**What you should do**: Transcribe each line of the material as it is, and drop any picture.

**Material provided**:
------------------------------

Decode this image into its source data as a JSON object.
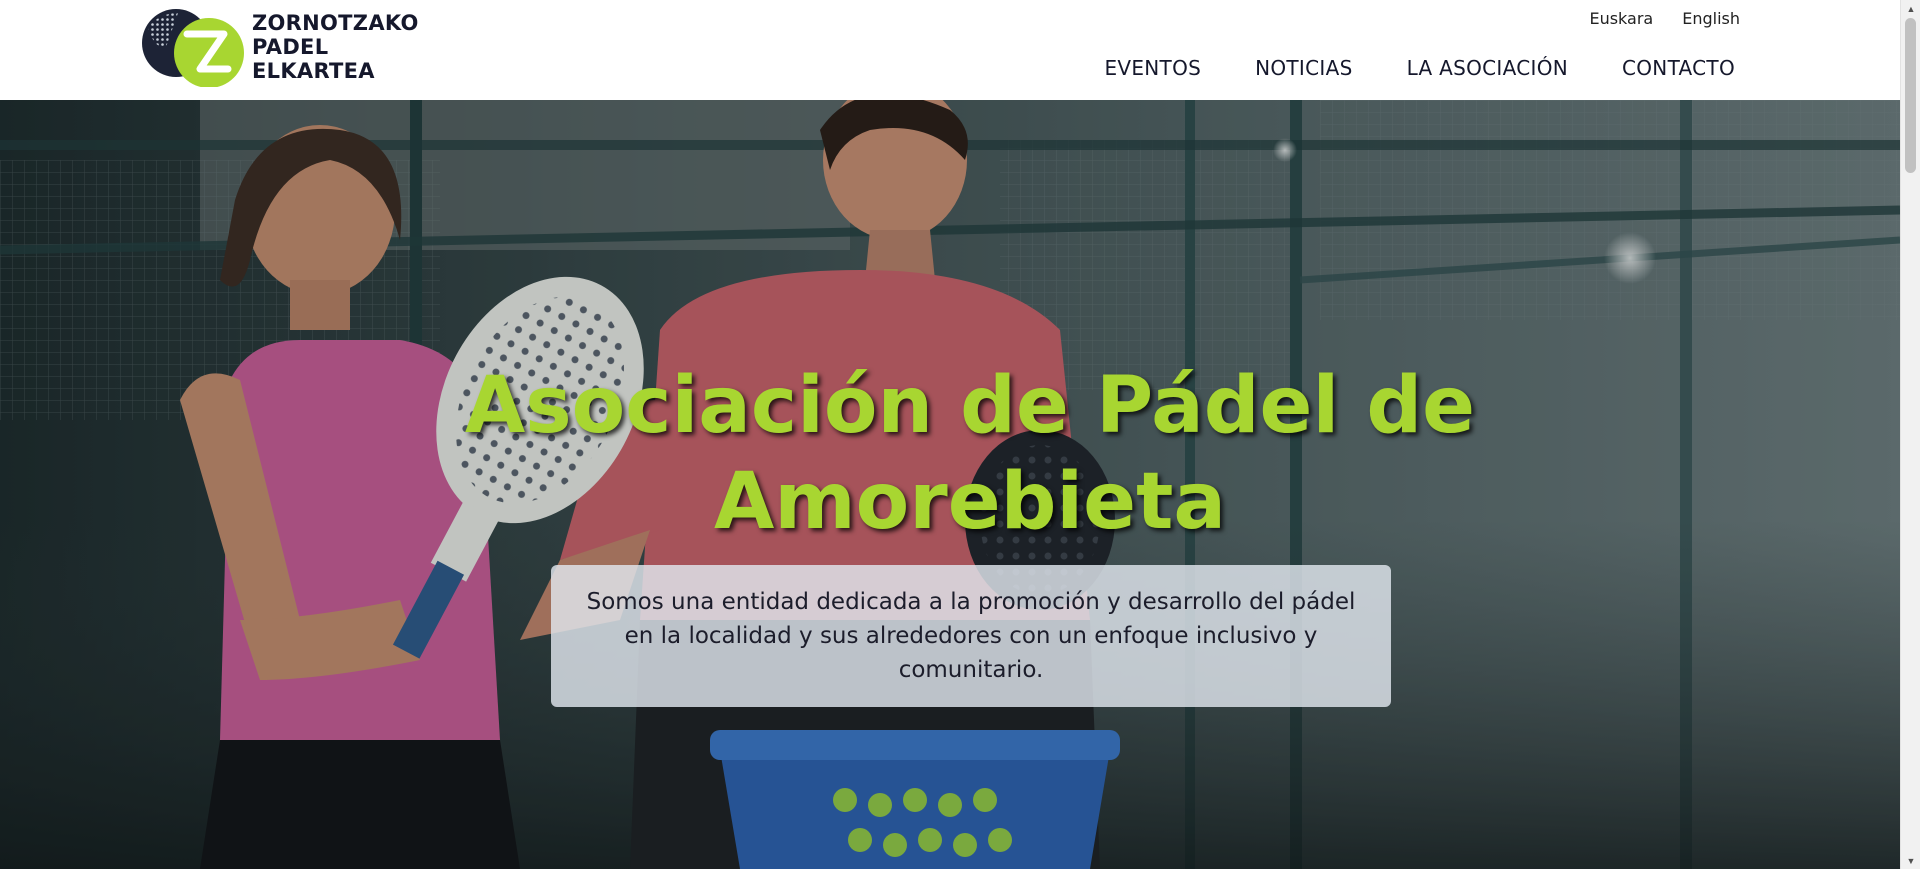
{
  "header": {
    "logo_lines": [
      "ZORNOTZAKO",
      "PADEL",
      "ELKARTEA"
    ],
    "languages": [
      "Euskara",
      "English"
    ],
    "nav": [
      "EVENTOS",
      "NOTICIAS",
      "LA ASOCIACIÓN",
      "CONTACTO"
    ]
  },
  "hero": {
    "title_line1": "Asociación de Pádel de",
    "title_line2": "Amorebieta",
    "description": "Somos una entidad dedicada a la promoción y desarrollo del pádel en la localidad y sus alrededores con un enfoque inclusivo y comunitario."
  },
  "icons": {
    "logo": "padel-racket-logo-icon",
    "scroll_up": "chevron-up-icon",
    "scroll_down": "chevron-down-icon"
  },
  "colors": {
    "accent_green": "#a8d631",
    "brand_navy": "#15182c",
    "hero_box": "#e1e6ee"
  }
}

------------------------------

**Solution**:
Decode this image into its source data as a JSON object.
{
  "header": {
    "logo_lines": [
      "ZORNOTZAKO",
      "PADEL",
      "ELKARTEA"
    ],
    "languages": [
      "Euskara",
      "English"
    ],
    "nav": [
      "EVENTOS",
      "NOTICIAS",
      "LA ASOCIACIÓN",
      "CONTACTO"
    ]
  },
  "hero": {
    "title_line1": "Asociación de Pádel de",
    "title_line2": "Amorebieta",
    "description": "Somos una entidad dedicada a la promoción y desarrollo del pádel en la localidad y sus alrededores con un enfoque inclusivo y comunitario."
  },
  "icons": {
    "logo": "padel-racket-logo-icon",
    "scroll_up": "chevron-up-icon",
    "scroll_down": "chevron-down-icon"
  },
  "colors": {
    "accent_green": "#a8d631",
    "brand_navy": "#15182c",
    "hero_box": "#e1e6ee"
  }
}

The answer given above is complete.